— Start Data to use —
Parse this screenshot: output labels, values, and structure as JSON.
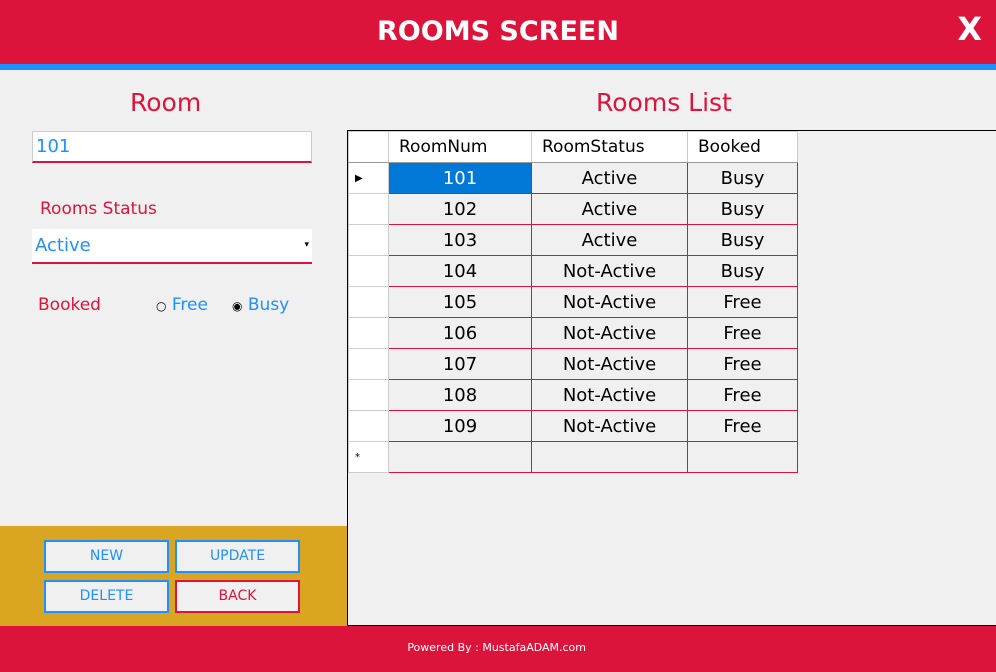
{
  "header": {
    "title": "ROOMS SCREEN",
    "close": "X"
  },
  "form": {
    "section_title": "Room",
    "room_value": "101",
    "status_label": "Rooms Status",
    "status_value": "Active",
    "booked_label": "Booked",
    "radio_free": "Free",
    "radio_busy": "Busy",
    "selected_radio": "Busy"
  },
  "buttons": {
    "new": "NEW",
    "update": "UPDATE",
    "delete": "DELETE",
    "back": "BACK"
  },
  "list": {
    "title": "Rooms List",
    "columns": [
      "RoomNum",
      "RoomStatus",
      "Booked"
    ],
    "rows": [
      [
        "101",
        "Active",
        "Busy"
      ],
      [
        "102",
        "Active",
        "Busy"
      ],
      [
        "103",
        "Active",
        "Busy"
      ],
      [
        "104",
        "Not-Active",
        "Busy"
      ],
      [
        "105",
        "Not-Active",
        "Free"
      ],
      [
        "106",
        "Not-Active",
        "Free"
      ],
      [
        "107",
        "Not-Active",
        "Free"
      ],
      [
        "108",
        "Not-Active",
        "Free"
      ],
      [
        "109",
        "Not-Active",
        "Free"
      ]
    ]
  },
  "footer": {
    "text": "Powered By : MustafaADAM.com"
  },
  "colors": {
    "accent": "#dc143c",
    "blue": "#1e90ff",
    "gold": "#daa520",
    "selection": "#0078d7"
  }
}
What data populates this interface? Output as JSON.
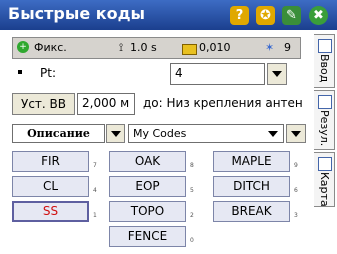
{
  "title": "Быстрые коды",
  "toolbar_icons": [
    {
      "name": "help-icon",
      "glyph": "?",
      "color": "#e0a800"
    },
    {
      "name": "star-icon",
      "glyph": "✪",
      "color": "#e0a800"
    },
    {
      "name": "edit-icon",
      "glyph": "✎",
      "color": "#3a8e3a"
    },
    {
      "name": "close-icon",
      "glyph": "✖",
      "color": "#3a9e3a"
    }
  ],
  "status": {
    "fix_label": "Фикс.",
    "interval": "1.0 s",
    "precision": "0,010",
    "satellites": "9"
  },
  "point": {
    "label": "Pt:",
    "value": "4"
  },
  "antenna": {
    "button_label": "Уст. ВВ",
    "height_value": "2,000 м",
    "measure_to": "до: Низ крепления антен"
  },
  "description": {
    "label": "Описание",
    "library_value": "My Codes"
  },
  "codes": [
    {
      "label": "FIR",
      "num": "7"
    },
    {
      "label": "OAK",
      "num": "8"
    },
    {
      "label": "MAPLE",
      "num": "9"
    },
    {
      "label": "CL",
      "num": "4"
    },
    {
      "label": "EOP",
      "num": "5"
    },
    {
      "label": "DITCH",
      "num": "6"
    },
    {
      "label": "SS",
      "num": "1"
    },
    {
      "label": "TOPO",
      "num": "2"
    },
    {
      "label": "BREAK",
      "num": "3"
    },
    {
      "label": "FENCE",
      "num": "0"
    }
  ],
  "side_tabs": [
    {
      "label": "Ввод"
    },
    {
      "label": "Резул."
    },
    {
      "label": "Карта"
    }
  ],
  "colors": {
    "accent": "#1b3f8e",
    "code_active_text": "#d01010"
  }
}
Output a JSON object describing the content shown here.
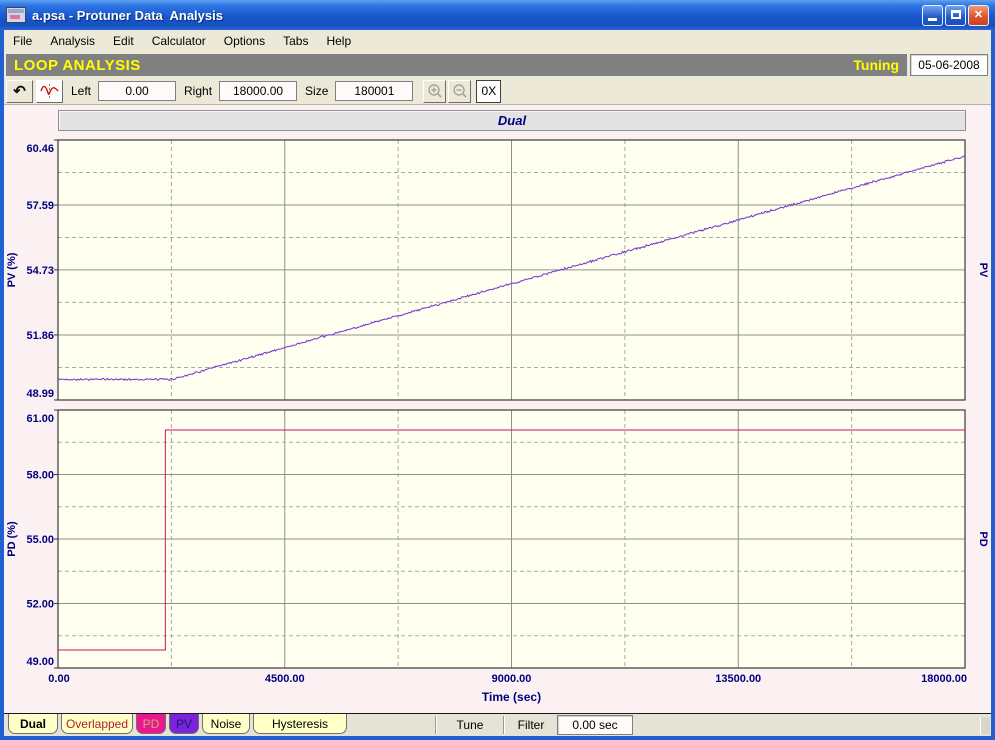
— End Data to use —
Tally the lines of the listing that include "name". Reply with nothing but the count.

=== Solution below ===
4